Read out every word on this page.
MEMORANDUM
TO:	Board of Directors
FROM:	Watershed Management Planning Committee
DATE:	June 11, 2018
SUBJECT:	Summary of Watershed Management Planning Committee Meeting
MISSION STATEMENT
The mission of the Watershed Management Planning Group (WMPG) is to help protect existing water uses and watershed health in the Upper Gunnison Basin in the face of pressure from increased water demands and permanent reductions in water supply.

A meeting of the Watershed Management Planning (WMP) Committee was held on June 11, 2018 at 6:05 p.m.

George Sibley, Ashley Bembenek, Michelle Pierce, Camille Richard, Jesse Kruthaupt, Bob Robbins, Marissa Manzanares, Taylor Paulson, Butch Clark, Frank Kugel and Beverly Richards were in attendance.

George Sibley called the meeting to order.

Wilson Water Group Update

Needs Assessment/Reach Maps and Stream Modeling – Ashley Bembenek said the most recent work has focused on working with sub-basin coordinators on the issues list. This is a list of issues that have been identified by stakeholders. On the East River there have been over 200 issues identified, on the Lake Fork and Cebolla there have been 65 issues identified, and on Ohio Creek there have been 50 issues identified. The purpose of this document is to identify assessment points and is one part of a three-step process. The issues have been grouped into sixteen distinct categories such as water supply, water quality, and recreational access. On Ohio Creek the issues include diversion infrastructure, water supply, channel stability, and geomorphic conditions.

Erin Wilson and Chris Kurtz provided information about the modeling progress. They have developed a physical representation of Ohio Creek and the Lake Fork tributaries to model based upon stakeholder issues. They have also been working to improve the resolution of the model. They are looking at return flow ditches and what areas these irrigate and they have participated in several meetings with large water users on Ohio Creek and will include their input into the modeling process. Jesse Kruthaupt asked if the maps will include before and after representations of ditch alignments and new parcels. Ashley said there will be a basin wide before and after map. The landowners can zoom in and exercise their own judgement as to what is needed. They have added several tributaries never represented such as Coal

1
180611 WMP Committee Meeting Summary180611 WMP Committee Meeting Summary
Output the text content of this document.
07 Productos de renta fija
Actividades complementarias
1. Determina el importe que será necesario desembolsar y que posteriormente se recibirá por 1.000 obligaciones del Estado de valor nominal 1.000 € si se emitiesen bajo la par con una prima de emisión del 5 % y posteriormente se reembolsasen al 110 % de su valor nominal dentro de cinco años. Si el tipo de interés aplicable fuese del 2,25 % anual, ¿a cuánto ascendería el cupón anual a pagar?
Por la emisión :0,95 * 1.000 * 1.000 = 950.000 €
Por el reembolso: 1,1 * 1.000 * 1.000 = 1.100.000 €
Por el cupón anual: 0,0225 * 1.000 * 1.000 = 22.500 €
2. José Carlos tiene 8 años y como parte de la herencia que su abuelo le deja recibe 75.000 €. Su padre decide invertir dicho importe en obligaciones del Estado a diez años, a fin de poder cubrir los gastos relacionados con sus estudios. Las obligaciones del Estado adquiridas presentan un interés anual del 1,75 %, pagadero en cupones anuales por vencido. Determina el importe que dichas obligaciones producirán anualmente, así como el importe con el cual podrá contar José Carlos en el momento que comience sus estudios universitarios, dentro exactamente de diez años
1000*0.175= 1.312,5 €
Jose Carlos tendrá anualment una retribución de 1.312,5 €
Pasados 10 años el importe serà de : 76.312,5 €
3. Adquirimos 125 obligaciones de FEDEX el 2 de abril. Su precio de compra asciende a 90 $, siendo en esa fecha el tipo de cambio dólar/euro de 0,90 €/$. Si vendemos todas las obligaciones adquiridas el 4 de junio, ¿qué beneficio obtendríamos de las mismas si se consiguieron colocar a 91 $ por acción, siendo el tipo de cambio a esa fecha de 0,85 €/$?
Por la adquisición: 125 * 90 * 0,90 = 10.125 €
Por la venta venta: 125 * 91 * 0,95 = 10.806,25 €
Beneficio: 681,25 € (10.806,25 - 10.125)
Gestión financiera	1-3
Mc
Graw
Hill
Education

= = = =

**What you have to do:**
Find the line with "Output the text content of this document." in the listing above, then write out that line and each remaining line exactly, with no other text.

**Solution to the problem:**
Output the text content of this document.
07 Productos de renta fija
Actividades complementarias
1. Determina el importe que será necesario desembolsar y que posteriormente se recibirá por 1.000 obligaciones del Estado de valor nominal 1.000 € si se emitiesen bajo la par con una prima de emisión del 5 % y posteriormente se reembolsasen al 110 % de su valor nominal dentro de cinco años. Si el tipo de interés aplicable fuese del 2,25 % anual, ¿a cuánto ascendería el cupón anual a pagar?
Por la emisión :0,95 * 1.000 * 1.000 = 950.000 €
Por el reembolso: 1,1 * 1.000 * 1.000 = 1.100.000 €
Por el cupón anual: 0,0225 * 1.000 * 1.000 = 22.500 €
2. José Carlos tiene 8 años y como parte de la herencia que su abuelo le deja recibe 75.000 €. Su padre decide invertir dicho importe en obligaciones del Estado a diez años, a fin de poder cubrir los gastos relacionados con sus estudios. Las obligaciones del Estado adquiridas presentan un interés anual del 1,75 %, pagadero en cupones anuales por vencido. Determina el importe que dichas obligaciones producirán anualmente, así como el importe con el cual podrá contar José Carlos en el momento que comience sus estudios universitarios, dentro exactamente de diez años
1000*0.175= 1.312,5 €
Jose Carlos tendrá anualment una retribución de 1.312,5 €
Pasados 10 años el importe serà de : 76.312,5 €
3. Adquirimos 125 obligaciones de FEDEX el 2 de abril. Su precio de compra asciende a 90 $, siendo en esa fecha el tipo de cambio dólar/euro de 0,90 €/$. Si vendemos todas las obligaciones adquiridas el 4 de junio, ¿qué beneficio obtendríamos de las mismas si se consiguieron colocar a 91 $ por acción, siendo el tipo de cambio a esa fecha de 0,85 €/$?
Por la adquisición: 125 * 90 * 0,90 = 10.125 €
Por la venta venta: 125 * 91 * 0,95 = 10.806,25 €
Beneficio: 681,25 € (10.806,25 - 10.125)
Gestión financiera	1-3
Mc
Graw
Hill
Education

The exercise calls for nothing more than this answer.